* **TASK STATEMENT**: Below is a listing. Gather each line of it that contains "base".

* **DATA LINES**:
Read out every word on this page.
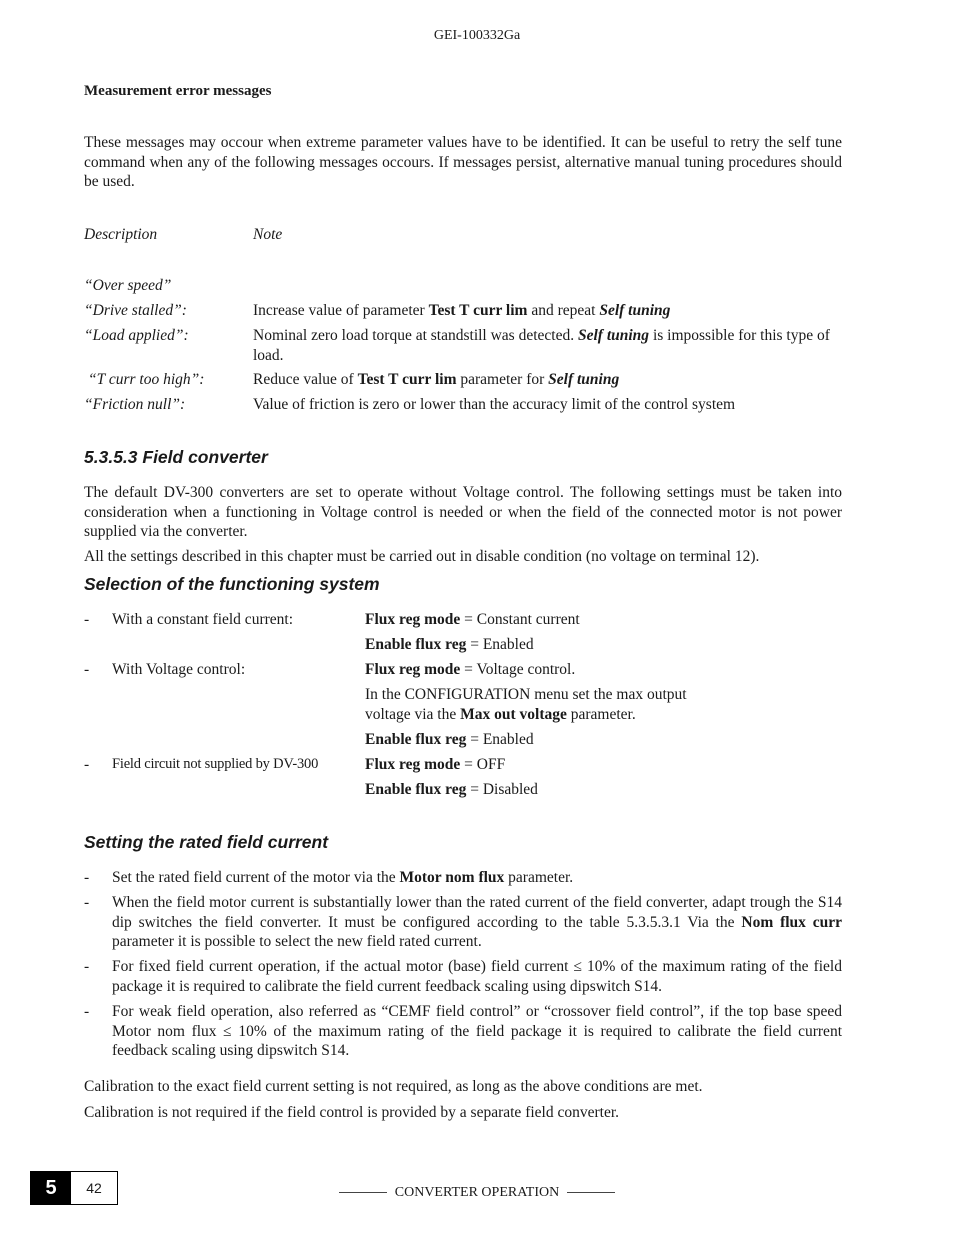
GEI-100332Ga
Measurement error messages
These messages may occour when extreme parameter values have to be identified. It can be useful to retry the self tune command when any of the following messages occours. If messages persist, alternative manual tuning procedures should be used.
Description	Note
“Over speed”
“Drive stalled”:	Increase value of parameter Test T curr lim and repeat Self tuning
“Load applied”:	Nominal zero load torque at standstill was detected. Self tuning is impossible for this type of load.
“T curr too high”:	Reduce value of Test T curr lim parameter for Self tuning
“Friction null”:	Value of friction is zero or lower than the accuracy limit of the control system
5.3.5.3 Field converter
The default DV-300 converters are set to operate without Voltage control. The following settings must be taken into consideration when a functioning in Voltage control is needed or when the field of the connected motor is not power supplied via the converter.
All the settings described in this chapter must be carried out in disable condition (no voltage on terminal 12).
Selection of the functioning system
- With a constant field current:	Flux reg mode = Constant current
Enable flux reg = Enabled
- With Voltage control:	Flux reg mode = Voltage control.
In the CONFIGURATION menu set the max output voltage via the Max out voltage parameter.
Enable flux reg = Enabled
- Field circuit not supplied by DV-300	Flux reg mode = OFF
Enable flux reg = Disabled
Setting the rated field current
- Set the rated field current of the motor via the Motor nom flux parameter.
- When the field motor current is substantially lower than the rated current of the field converter, adapt trough the S14 dip switches the field converter. It must be configured according to the table 5.3.5.3.1 Via the Nom flux curr parameter it is possible to select the new field rated current.
- For fixed field current operation, if the actual motor (base) field current ≤ 10% of the maximum rating of the field package it is required to calibrate the field current feedback scaling using dipswitch S14.
- For weak field operation, also referred as “CEMF field control” or “crossover field control”, if the top base speed Motor nom flux ≤ 10% of the maximum rating of the field package it is required to calibrate the field current feedback scaling using dipswitch S14.
Calibration to the exact field current setting is not required, as long as the above conditions are met.
Calibration is not required if the field control is provided by a separate field converter.
5	42	CONVERTER OPERATION
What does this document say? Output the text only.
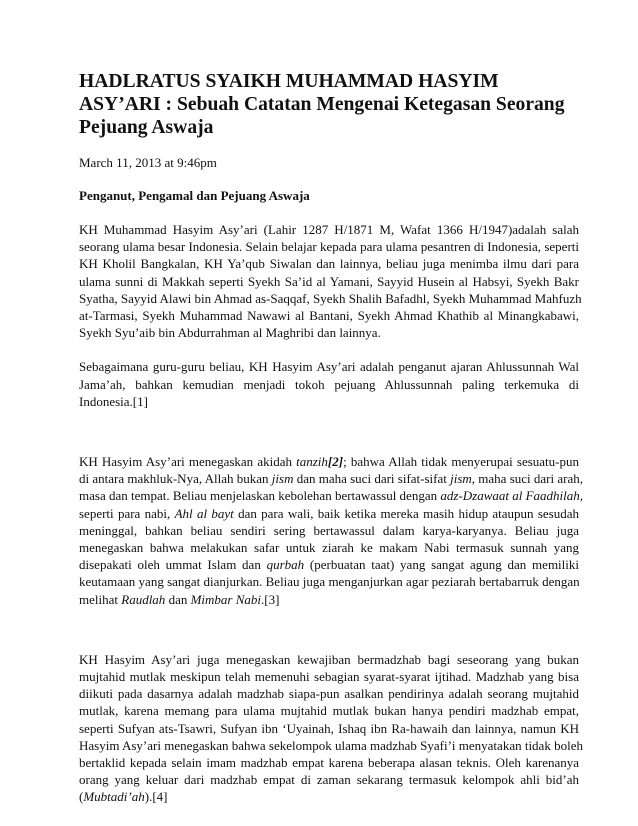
HADLRATUS SYAIKH MUHAMMAD HASYIM
ASY’ARI : Sebuah Catatan Mengenai Ketegasan Seorang
Pejuang Aswaja
March 11, 2013 at 9:46pm
Penganut, Pengamal dan Pejuang Aswaja
KH Muhammad Hasyim Asy’ari (Lahir 1287 H/1871 M, Wafat 1366 H/1947)adalah salah
seorang ulama besar Indonesia. Selain belajar kepada para ulama pesantren di Indonesia, seperti
KH Kholil Bangkalan, KH Ya’qub Siwalan dan lainnya, beliau juga menimba ilmu dari para
ulama sunni di Makkah seperti Syekh Sa’id al Yamani, Sayyid Husein al Habsyi, Syekh Bakr
Syatha, Sayyid Alawi bin Ahmad as-Saqqaf, Syekh Shalih Bafadhl, Syekh Muhammad Mahfuzh
at-Tarmasi, Syekh Muhammad Nawawi al Bantani, Syekh Ahmad Khathib al Minangkabawi,
Syekh Syu’aib bin Abdurrahman al Maghribi dan lainnya.
Sebagaimana guru-guru beliau, KH Hasyim Asy’ari adalah penganut ajaran Ahlussunnah Wal
Jama’ah, bahkan kemudian menjadi tokoh pejuang Ahlussunnah paling terkemuka di
Indonesia.[1]
KH Hasyim Asy’ari menegaskan akidah tanzih[2]; bahwa Allah tidak menyerupai sesuatu-pun
di antara makhluk-Nya, Allah bukan jism dan maha suci dari sifat-sifat jism, maha suci dari arah,
masa dan tempat. Beliau menjelaskan kebolehan bertawassul dengan adz-Dzawaat al Faadhilah,
seperti para nabi, Ahl al bayt dan para wali, baik ketika mereka masih hidup ataupun sesudah
meninggal, bahkan beliau sendiri sering bertawassul dalam karya-karyanya. Beliau juga
menegaskan bahwa melakukan safar untuk ziarah ke makam Nabi termasuk sunnah yang
disepakati oleh ummat Islam dan qurbah (perbuatan taat) yang sangat agung dan memiliki
keutamaan yang sangat dianjurkan. Beliau juga menganjurkan agar peziarah bertabarruk dengan
melihat Raudlah dan Mimbar Nabi.[3]
KH Hasyim Asy’ari juga menegaskan kewajiban bermadzhab bagi seseorang yang bukan
mujtahid mutlak meskipun telah memenuhi sebagian syarat-syarat ijtihad. Madzhab yang bisa
diikuti pada dasarnya adalah madzhab siapa-pun asalkan pendirinya adalah seorang mujtahid
mutlak, karena memang para ulama mujtahid mutlak bukan hanya pendiri madzhab empat,
seperti Sufyan ats-Tsawri, Sufyan ibn ‘Uyainah, Ishaq ibn Ra-hawaih dan lainnya, namun KH
Hasyim Asy’ari menegaskan bahwa sekelompok ulama madzhab Syafi’i menyatakan tidak boleh
bertaklid kepada selain imam madzhab empat karena beberapa alasan teknis. Oleh karenanya
orang yang keluar dari madzhab empat di zaman sekarang termasuk kelompok ahli bid’ah
(Mubtadi’ah).[4]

* **ANSWER TO THE EXERCISE**:
- For fixed field current operation, if the actual motor (base) field current ≤ 10% of the maximum rating of the field package it is required to calibrate the field current feedback scaling using dipswitch S14.
- For weak field operation, also referred as “CEMF field control” or “crossover field control”, if the top base speed Motor nom flux ≤ 10% of the maximum rating of the field package it is required to calibrate the field current feedback scaling using dipswitch S14.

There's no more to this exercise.